SET TASK = Starting with the line that has "Output the text content of this document." in it, repeat every line through the last one, word for word, and give nothing more.

DATA PROVIDED =
■ ■ ■ ■ ■ ■ ■

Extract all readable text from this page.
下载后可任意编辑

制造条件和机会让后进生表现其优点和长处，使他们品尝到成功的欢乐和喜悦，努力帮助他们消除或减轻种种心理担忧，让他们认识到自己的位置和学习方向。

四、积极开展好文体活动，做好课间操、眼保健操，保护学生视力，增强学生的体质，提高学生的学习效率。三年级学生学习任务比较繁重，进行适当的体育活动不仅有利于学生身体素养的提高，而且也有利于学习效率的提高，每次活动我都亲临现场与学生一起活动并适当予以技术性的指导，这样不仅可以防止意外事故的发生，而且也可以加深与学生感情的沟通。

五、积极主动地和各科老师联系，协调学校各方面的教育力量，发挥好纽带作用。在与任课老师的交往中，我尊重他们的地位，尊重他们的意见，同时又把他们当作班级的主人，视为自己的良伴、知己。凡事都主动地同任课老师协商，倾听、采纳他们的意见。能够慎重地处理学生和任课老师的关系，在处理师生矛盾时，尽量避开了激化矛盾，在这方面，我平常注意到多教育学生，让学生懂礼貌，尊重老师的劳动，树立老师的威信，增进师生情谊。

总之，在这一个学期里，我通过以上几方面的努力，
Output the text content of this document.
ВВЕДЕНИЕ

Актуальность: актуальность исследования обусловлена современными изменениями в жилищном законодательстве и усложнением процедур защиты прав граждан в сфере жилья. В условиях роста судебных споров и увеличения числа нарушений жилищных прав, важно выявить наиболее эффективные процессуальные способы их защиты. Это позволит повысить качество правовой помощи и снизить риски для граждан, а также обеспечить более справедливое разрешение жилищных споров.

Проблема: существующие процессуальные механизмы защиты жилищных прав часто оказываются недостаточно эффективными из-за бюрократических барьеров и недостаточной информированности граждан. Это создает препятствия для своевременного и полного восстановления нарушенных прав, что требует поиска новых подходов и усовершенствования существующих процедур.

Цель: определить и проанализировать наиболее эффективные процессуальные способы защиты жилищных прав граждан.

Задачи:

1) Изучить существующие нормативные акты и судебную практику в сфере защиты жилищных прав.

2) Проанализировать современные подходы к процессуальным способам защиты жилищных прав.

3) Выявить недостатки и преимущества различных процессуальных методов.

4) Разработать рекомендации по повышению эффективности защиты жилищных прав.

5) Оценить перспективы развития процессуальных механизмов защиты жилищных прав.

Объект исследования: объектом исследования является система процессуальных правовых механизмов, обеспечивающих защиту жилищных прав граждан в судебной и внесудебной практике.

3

■ ■ ■ ■ ■ ■ ■

WRITTEN RESPONSE =
Output the text content of this document.
ВВЕДЕНИЕ

Актуальность: актуальность исследования обусловлена современными изменениями в жилищном законодательстве и усложнением процедур защиты прав граждан в сфере жилья. В условиях роста судебных споров и увеличения числа нарушений жилищных прав, важно выявить наиболее эффективные процессуальные способы их защиты. Это позволит повысить качество правовой помощи и снизить риски для граждан, а также обеспечить более справедливое разрешение жилищных споров.

Проблема: существующие процессуальные механизмы защиты жилищных прав часто оказываются недостаточно эффективными из-за бюрократических барьеров и недостаточной информированности граждан. Это создает препятствия для своевременного и полного восстановления нарушенных прав, что требует поиска новых подходов и усовершенствования существующих процедур.

Цель: определить и проанализировать наиболее эффективные процессуальные способы защиты жилищных прав граждан.

Задачи:

1) Изучить существующие нормативные акты и судебную практику в сфере защиты жилищных прав.

2) Проанализировать современные подходы к процессуальным способам защиты жилищных прав.

3) Выявить недостатки и преимущества различных процессуальных методов.

4) Разработать рекомендации по повышению эффективности защиты жилищных прав.

5) Оценить перспективы развития процессуальных механизмов защиты жилищных прав.

Объект исследования: объектом исследования является система процессуальных правовых механизмов, обеспечивающих защиту жилищных прав граждан в судебной и внесудебной практике.

3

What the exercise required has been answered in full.